TASK BRIEF: Copy the entries below exactly. Images do not belong in the copy.
··········
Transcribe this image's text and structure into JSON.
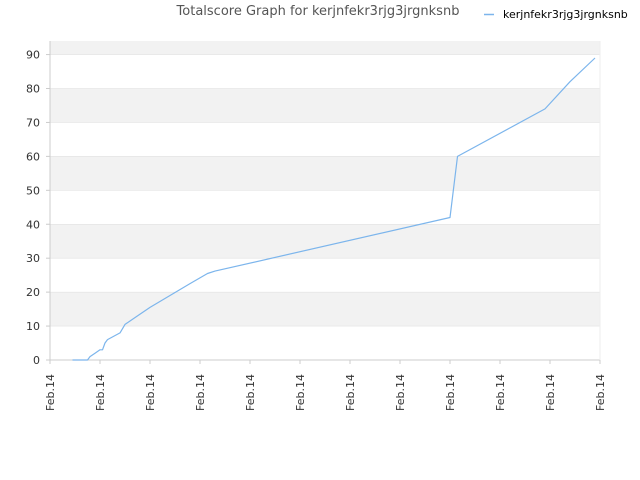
{
  "chart_data": {
    "type": "line",
    "title": "Totalscore Graph for kerjnfekr3rjg3jrgnksnb",
    "xlabel": "",
    "ylabel": "",
    "ylim": [
      0,
      94
    ],
    "y_ticks": [
      "0",
      "10",
      "20",
      "30",
      "40",
      "50",
      "60",
      "70",
      "80",
      "90"
    ],
    "y_tick_values": [
      0,
      10,
      20,
      30,
      40,
      50,
      60,
      70,
      80,
      90
    ],
    "x_ticks": [
      "Feb.14",
      "Feb.14",
      "Feb.14",
      "Feb.14",
      "Feb.14",
      "Feb.14",
      "Feb.14",
      "Feb.14",
      "Feb.14",
      "Feb.14",
      "Feb.14",
      "Feb.14"
    ],
    "xlim": [
      0,
      11
    ],
    "grid": "horizontal alternating bands",
    "legend": {
      "placement": "top-right"
    },
    "colors": {
      "line": "#7cb5ec",
      "band": "#f2f2f2",
      "axis": "#cccccc",
      "gridline": "#dddddd"
    },
    "series": [
      {
        "name": "kerjnfekr3rjg3jrgnksnb",
        "x": [
          0.45,
          0.75,
          0.8,
          0.9,
          1.0,
          1.05,
          1.1,
          1.15,
          1.4,
          1.5,
          1.6,
          1.75,
          2.0,
          2.4,
          2.8,
          3.15,
          3.3,
          8.0,
          8.15,
          9.9,
          10.4,
          10.9
        ],
        "values": [
          0,
          0,
          1,
          2,
          3,
          3,
          5,
          6,
          8,
          10.5,
          11.5,
          13,
          15.5,
          19,
          22.5,
          25.5,
          26.2,
          42,
          60,
          74,
          82,
          89
        ]
      }
    ]
  }
}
··········
RESPONSE TO THE TASK:
Transcribe this image's text and structure into JSON.
{
  "chart_data": {
    "type": "line",
    "title": "Totalscore Graph for kerjnfekr3rjg3jrgnksnb",
    "xlabel": "",
    "ylabel": "",
    "ylim": [
      0,
      94
    ],
    "y_ticks": [
      "0",
      "10",
      "20",
      "30",
      "40",
      "50",
      "60",
      "70",
      "80",
      "90"
    ],
    "y_tick_values": [
      0,
      10,
      20,
      30,
      40,
      50,
      60,
      70,
      80,
      90
    ],
    "x_ticks": [
      "Feb.14",
      "Feb.14",
      "Feb.14",
      "Feb.14",
      "Feb.14",
      "Feb.14",
      "Feb.14",
      "Feb.14",
      "Feb.14",
      "Feb.14",
      "Feb.14",
      "Feb.14"
    ],
    "xlim": [
      0,
      11
    ],
    "grid": "horizontal alternating bands",
    "legend": {
      "placement": "top-right"
    },
    "colors": {
      "line": "#7cb5ec",
      "band": "#f2f2f2",
      "axis": "#cccccc",
      "gridline": "#dddddd"
    },
    "series": [
      {
        "name": "kerjnfekr3rjg3jrgnksnb",
        "x": [
          0.45,
          0.75,
          0.8,
          0.9,
          1.0,
          1.05,
          1.1,
          1.15,
          1.4,
          1.5,
          1.6,
          1.75,
          2.0,
          2.4,
          2.8,
          3.15,
          3.3,
          8.0,
          8.15,
          9.9,
          10.4,
          10.9
        ],
        "values": [
          0,
          0,
          1,
          2,
          3,
          3,
          5,
          6,
          8,
          10.5,
          11.5,
          13,
          15.5,
          19,
          22.5,
          25.5,
          26.2,
          42,
          60,
          74,
          82,
          89
        ]
      }
    ]
  }
}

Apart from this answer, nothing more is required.